REQUIRED TASK: Keep the images out and copy every entry below exactly.
BEGIN ENTRIES
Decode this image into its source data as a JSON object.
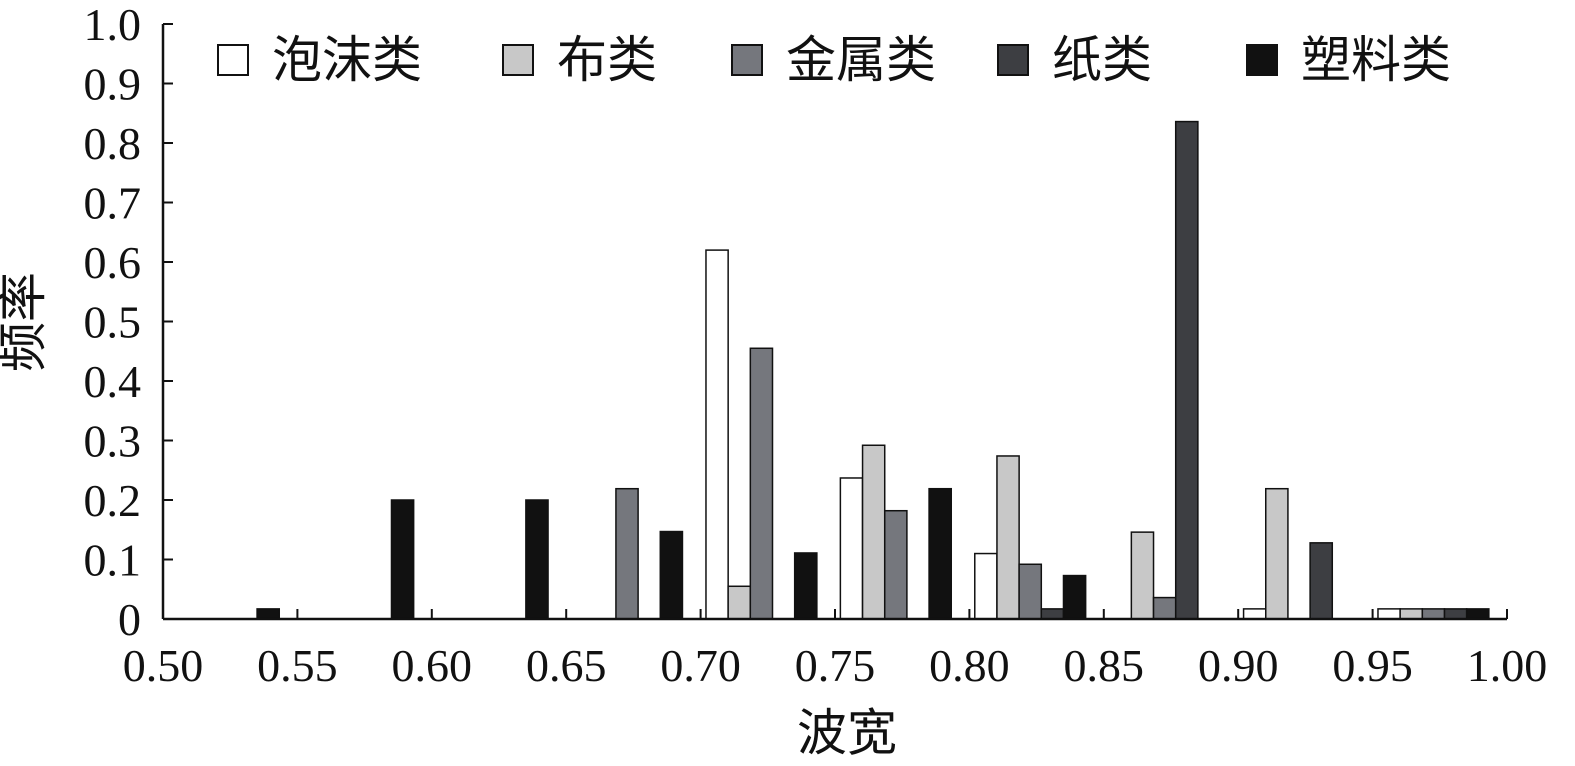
{
  "chart_data": {
    "type": "bar",
    "xlabel": "波宽",
    "ylabel": "频率",
    "xlim": [
      0.5,
      1.0
    ],
    "ylim": [
      0,
      1.0
    ],
    "bin_width": 0.05,
    "bin_starts": [
      0.5,
      0.55,
      0.6,
      0.65,
      0.7,
      0.75,
      0.8,
      0.85,
      0.9,
      0.95
    ],
    "x_ticks": [
      "0.50",
      "0.55",
      "0.60",
      "0.65",
      "0.70",
      "0.75",
      "0.80",
      "0.85",
      "0.90",
      "0.95",
      "1.00"
    ],
    "y_ticks": [
      "0",
      "0.1",
      "0.2",
      "0.3",
      "0.4",
      "0.5",
      "0.6",
      "0.7",
      "0.8",
      "0.9",
      "1.0"
    ],
    "legend_position": "top",
    "grid": false,
    "series": [
      {
        "name": "泡沫类",
        "color": "#ffffff",
        "values": [
          0,
          0,
          0,
          0,
          0.62,
          0.237,
          0.11,
          0,
          0.017,
          0.017
        ]
      },
      {
        "name": "布类",
        "color": "#c8c8c8",
        "values": [
          0,
          0,
          0,
          0,
          0.055,
          0.292,
          0.274,
          0.146,
          0.219,
          0.017
        ]
      },
      {
        "name": "金属类",
        "color": "#75777d",
        "values": [
          0,
          0,
          0,
          0.219,
          0.455,
          0.182,
          0.092,
          0.036,
          0,
          0.017
        ]
      },
      {
        "name": "纸类",
        "color": "#3d3e42",
        "values": [
          0,
          0,
          0,
          0,
          0,
          0,
          0.017,
          0.836,
          0.128,
          0.017
        ]
      },
      {
        "name": "塑料类",
        "color": "#111111",
        "values": [
          0.017,
          0.2,
          0.2,
          0.147,
          0.111,
          0.219,
          0.073,
          0,
          0,
          0.017
        ]
      }
    ]
  }
}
END ENTRIES
TASK SOLUTION:
Decode this image into its source data as a JSON object.
{
  "chart_data": {
    "type": "bar",
    "xlabel": "波宽",
    "ylabel": "频率",
    "xlim": [
      0.5,
      1.0
    ],
    "ylim": [
      0,
      1.0
    ],
    "bin_width": 0.05,
    "bin_starts": [
      0.5,
      0.55,
      0.6,
      0.65,
      0.7,
      0.75,
      0.8,
      0.85,
      0.9,
      0.95
    ],
    "x_ticks": [
      "0.50",
      "0.55",
      "0.60",
      "0.65",
      "0.70",
      "0.75",
      "0.80",
      "0.85",
      "0.90",
      "0.95",
      "1.00"
    ],
    "y_ticks": [
      "0",
      "0.1",
      "0.2",
      "0.3",
      "0.4",
      "0.5",
      "0.6",
      "0.7",
      "0.8",
      "0.9",
      "1.0"
    ],
    "legend_position": "top",
    "grid": false,
    "series": [
      {
        "name": "泡沫类",
        "color": "#ffffff",
        "values": [
          0,
          0,
          0,
          0,
          0.62,
          0.237,
          0.11,
          0,
          0.017,
          0.017
        ]
      },
      {
        "name": "布类",
        "color": "#c8c8c8",
        "values": [
          0,
          0,
          0,
          0,
          0.055,
          0.292,
          0.274,
          0.146,
          0.219,
          0.017
        ]
      },
      {
        "name": "金属类",
        "color": "#75777d",
        "values": [
          0,
          0,
          0,
          0.219,
          0.455,
          0.182,
          0.092,
          0.036,
          0,
          0.017
        ]
      },
      {
        "name": "纸类",
        "color": "#3d3e42",
        "values": [
          0,
          0,
          0,
          0,
          0,
          0,
          0.017,
          0.836,
          0.128,
          0.017
        ]
      },
      {
        "name": "塑料类",
        "color": "#111111",
        "values": [
          0.017,
          0.2,
          0.2,
          0.147,
          0.111,
          0.219,
          0.073,
          0,
          0,
          0.017
        ]
      }
    ]
  }
}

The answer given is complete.